Data excerpts:
● ● ● ● ● ● ●
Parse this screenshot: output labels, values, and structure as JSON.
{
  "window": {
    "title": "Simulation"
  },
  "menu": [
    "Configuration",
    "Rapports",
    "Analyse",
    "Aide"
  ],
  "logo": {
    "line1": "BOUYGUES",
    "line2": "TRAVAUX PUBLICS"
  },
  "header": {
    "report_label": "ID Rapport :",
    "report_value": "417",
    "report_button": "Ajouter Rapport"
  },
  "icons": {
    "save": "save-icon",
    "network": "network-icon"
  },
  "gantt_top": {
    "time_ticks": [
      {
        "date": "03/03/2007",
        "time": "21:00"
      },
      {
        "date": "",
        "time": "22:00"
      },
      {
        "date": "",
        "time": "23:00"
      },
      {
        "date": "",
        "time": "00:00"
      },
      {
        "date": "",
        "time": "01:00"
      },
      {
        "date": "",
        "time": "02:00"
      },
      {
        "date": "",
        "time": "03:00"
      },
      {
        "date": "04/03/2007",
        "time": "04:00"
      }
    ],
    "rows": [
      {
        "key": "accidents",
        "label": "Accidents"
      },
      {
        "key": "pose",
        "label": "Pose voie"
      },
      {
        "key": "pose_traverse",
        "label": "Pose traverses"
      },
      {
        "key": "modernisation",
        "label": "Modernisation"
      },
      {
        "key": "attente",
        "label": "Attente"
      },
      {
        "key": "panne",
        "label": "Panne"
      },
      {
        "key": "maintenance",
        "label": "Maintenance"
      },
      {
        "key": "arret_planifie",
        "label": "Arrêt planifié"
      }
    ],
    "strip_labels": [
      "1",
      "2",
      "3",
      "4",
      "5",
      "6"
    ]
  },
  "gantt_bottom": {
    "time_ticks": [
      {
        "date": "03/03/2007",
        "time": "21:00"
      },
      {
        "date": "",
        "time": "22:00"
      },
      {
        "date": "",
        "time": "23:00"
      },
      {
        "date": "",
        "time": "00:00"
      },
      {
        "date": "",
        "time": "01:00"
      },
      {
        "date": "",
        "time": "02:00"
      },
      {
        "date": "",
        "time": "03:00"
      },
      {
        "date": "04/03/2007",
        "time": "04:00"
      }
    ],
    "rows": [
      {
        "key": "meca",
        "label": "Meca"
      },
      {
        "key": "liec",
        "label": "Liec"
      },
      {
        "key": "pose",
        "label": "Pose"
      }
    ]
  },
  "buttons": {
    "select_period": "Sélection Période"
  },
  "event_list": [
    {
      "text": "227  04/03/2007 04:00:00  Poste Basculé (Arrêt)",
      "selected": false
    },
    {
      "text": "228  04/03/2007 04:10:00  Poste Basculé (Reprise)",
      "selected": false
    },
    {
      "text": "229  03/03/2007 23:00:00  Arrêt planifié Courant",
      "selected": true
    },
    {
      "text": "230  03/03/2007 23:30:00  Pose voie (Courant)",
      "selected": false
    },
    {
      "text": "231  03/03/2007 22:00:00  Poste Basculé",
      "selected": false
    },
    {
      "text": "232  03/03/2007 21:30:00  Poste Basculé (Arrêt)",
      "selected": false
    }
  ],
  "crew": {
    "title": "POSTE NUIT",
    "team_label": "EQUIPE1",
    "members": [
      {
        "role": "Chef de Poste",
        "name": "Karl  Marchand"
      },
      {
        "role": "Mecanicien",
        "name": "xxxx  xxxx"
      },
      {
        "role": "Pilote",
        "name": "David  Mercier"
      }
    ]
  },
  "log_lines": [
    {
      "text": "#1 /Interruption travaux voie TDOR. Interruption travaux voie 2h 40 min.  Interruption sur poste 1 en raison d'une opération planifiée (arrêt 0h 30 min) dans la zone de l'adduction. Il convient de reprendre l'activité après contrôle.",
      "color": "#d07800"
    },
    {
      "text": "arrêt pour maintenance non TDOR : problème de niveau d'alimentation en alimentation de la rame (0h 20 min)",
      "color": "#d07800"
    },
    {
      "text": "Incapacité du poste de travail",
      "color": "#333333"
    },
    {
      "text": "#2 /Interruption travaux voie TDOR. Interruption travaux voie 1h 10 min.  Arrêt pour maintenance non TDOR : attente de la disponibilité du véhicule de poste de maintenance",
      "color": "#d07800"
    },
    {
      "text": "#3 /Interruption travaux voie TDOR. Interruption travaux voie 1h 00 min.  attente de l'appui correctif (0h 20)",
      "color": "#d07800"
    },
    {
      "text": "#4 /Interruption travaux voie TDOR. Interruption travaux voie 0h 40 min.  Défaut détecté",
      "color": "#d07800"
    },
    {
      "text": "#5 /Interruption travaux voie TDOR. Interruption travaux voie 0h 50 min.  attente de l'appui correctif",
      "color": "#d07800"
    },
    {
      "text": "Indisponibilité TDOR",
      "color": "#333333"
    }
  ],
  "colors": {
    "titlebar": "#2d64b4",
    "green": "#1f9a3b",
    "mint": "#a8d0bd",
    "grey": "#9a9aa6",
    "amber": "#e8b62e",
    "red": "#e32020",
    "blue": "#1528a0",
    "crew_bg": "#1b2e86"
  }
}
● ● ● ● ● ● ●
What is required
Extract each line of the material exactly as it stands.

Output for this task
Parse this screenshot: output labels, values, and structure as JSON.
{
  "window": {
    "title": "Simulation"
  },
  "menu": [
    "Configuration",
    "Rapports",
    "Analyse",
    "Aide"
  ],
  "logo": {
    "line1": "BOUYGUES",
    "line2": "TRAVAUX PUBLICS"
  },
  "header": {
    "report_label": "ID Rapport :",
    "report_value": "417",
    "report_button": "Ajouter Rapport"
  },
  "icons": {
    "save": "save-icon",
    "network": "network-icon"
  },
  "gantt_top": {
    "time_ticks": [
      {
        "date": "03/03/2007",
        "time": "21:00"
      },
      {
        "date": "",
        "time": "22:00"
      },
      {
        "date": "",
        "time": "23:00"
      },
      {
        "date": "",
        "time": "00:00"
      },
      {
        "date": "",
        "time": "01:00"
      },
      {
        "date": "",
        "time": "02:00"
      },
      {
        "date": "",
        "time": "03:00"
      },
      {
        "date": "04/03/2007",
        "time": "04:00"
      }
    ],
    "rows": [
      {
        "key": "accidents",
        "label": "Accidents"
      },
      {
        "key": "pose",
        "label": "Pose voie"
      },
      {
        "key": "pose_traverse",
        "label": "Pose traverses"
      },
      {
        "key": "modernisation",
        "label": "Modernisation"
      },
      {
        "key": "attente",
        "label": "Attente"
      },
      {
        "key": "panne",
        "label": "Panne"
      },
      {
        "key": "maintenance",
        "label": "Maintenance"
      },
      {
        "key": "arret_planifie",
        "label": "Arrêt planifié"
      }
    ],
    "strip_labels": [
      "1",
      "2",
      "3",
      "4",
      "5",
      "6"
    ]
  },
  "gantt_bottom": {
    "time_ticks": [
      {
        "date": "03/03/2007",
        "time": "21:00"
      },
      {
        "date": "",
        "time": "22:00"
      },
      {
        "date": "",
        "time": "23:00"
      },
      {
        "date": "",
        "time": "00:00"
      },
      {
        "date": "",
        "time": "01:00"
      },
      {
        "date": "",
        "time": "02:00"
      },
      {
        "date": "",
        "time": "03:00"
      },
      {
        "date": "04/03/2007",
        "time": "04:00"
      }
    ],
    "rows": [
      {
        "key": "meca",
        "label": "Meca"
      },
      {
        "key": "liec",
        "label": "Liec"
      },
      {
        "key": "pose",
        "label": "Pose"
      }
    ]
  },
  "buttons": {
    "select_period": "Sélection Période"
  },
  "event_list": [
    {
      "text": "227  04/03/2007 04:00:00  Poste Basculé (Arrêt)",
      "selected": false
    },
    {
      "text": "228  04/03/2007 04:10:00  Poste Basculé (Reprise)",
      "selected": false
    },
    {
      "text": "229  03/03/2007 23:00:00  Arrêt planifié Courant",
      "selected": true
    },
    {
      "text": "230  03/03/2007 23:30:00  Pose voie (Courant)",
      "selected": false
    },
    {
      "text": "231  03/03/2007 22:00:00  Poste Basculé",
      "selected": false
    },
    {
      "text": "232  03/03/2007 21:30:00  Poste Basculé (Arrêt)",
      "selected": false
    }
  ],
  "crew": {
    "title": "POSTE NUIT",
    "team_label": "EQUIPE1",
    "members": [
      {
        "role": "Chef de Poste",
        "name": "Karl  Marchand"
      },
      {
        "role": "Mecanicien",
        "name": "xxxx  xxxx"
      },
      {
        "role": "Pilote",
        "name": "David  Mercier"
      }
    ]
  },
  "log_lines": [
    {
      "text": "#1 /Interruption travaux voie TDOR. Interruption travaux voie 2h 40 min.  Interruption sur poste 1 en raison d'une opération planifiée (arrêt 0h 30 min) dans la zone de l'adduction. Il convient de reprendre l'activité après contrôle.",
      "color": "#d07800"
    },
    {
      "text": "arrêt pour maintenance non TDOR : problème de niveau d'alimentation en alimentation de la rame (0h 20 min)",
      "color": "#d07800"
    },
    {
      "text": "Incapacité du poste de travail",
      "color": "#333333"
    },
    {
      "text": "#2 /Interruption travaux voie TDOR. Interruption travaux voie 1h 10 min.  Arrêt pour maintenance non TDOR : attente de la disponibilité du véhicule de poste de maintenance",
      "color": "#d07800"
    },
    {
      "text": "#3 /Interruption travaux voie TDOR. Interruption travaux voie 1h 00 min.  attente de l'appui correctif (0h 20)",
      "color": "#d07800"
    },
    {
      "text": "#4 /Interruption travaux voie TDOR. Interruption travaux voie 0h 40 min.  Défaut détecté",
      "color": "#d07800"
    },
    {
      "text": "#5 /Interruption travaux voie TDOR. Interruption travaux voie 0h 50 min.  attente de l'appui correctif",
      "color": "#d07800"
    },
    {
      "text": "Indisponibilité TDOR",
      "color": "#333333"
    }
  ],
  "colors": {
    "titlebar": "#2d64b4",
    "green": "#1f9a3b",
    "mint": "#a8d0bd",
    "grey": "#9a9aa6",
    "amber": "#e8b62e",
    "red": "#e32020",
    "blue": "#1528a0",
    "crew_bg": "#1b2e86"
  }
}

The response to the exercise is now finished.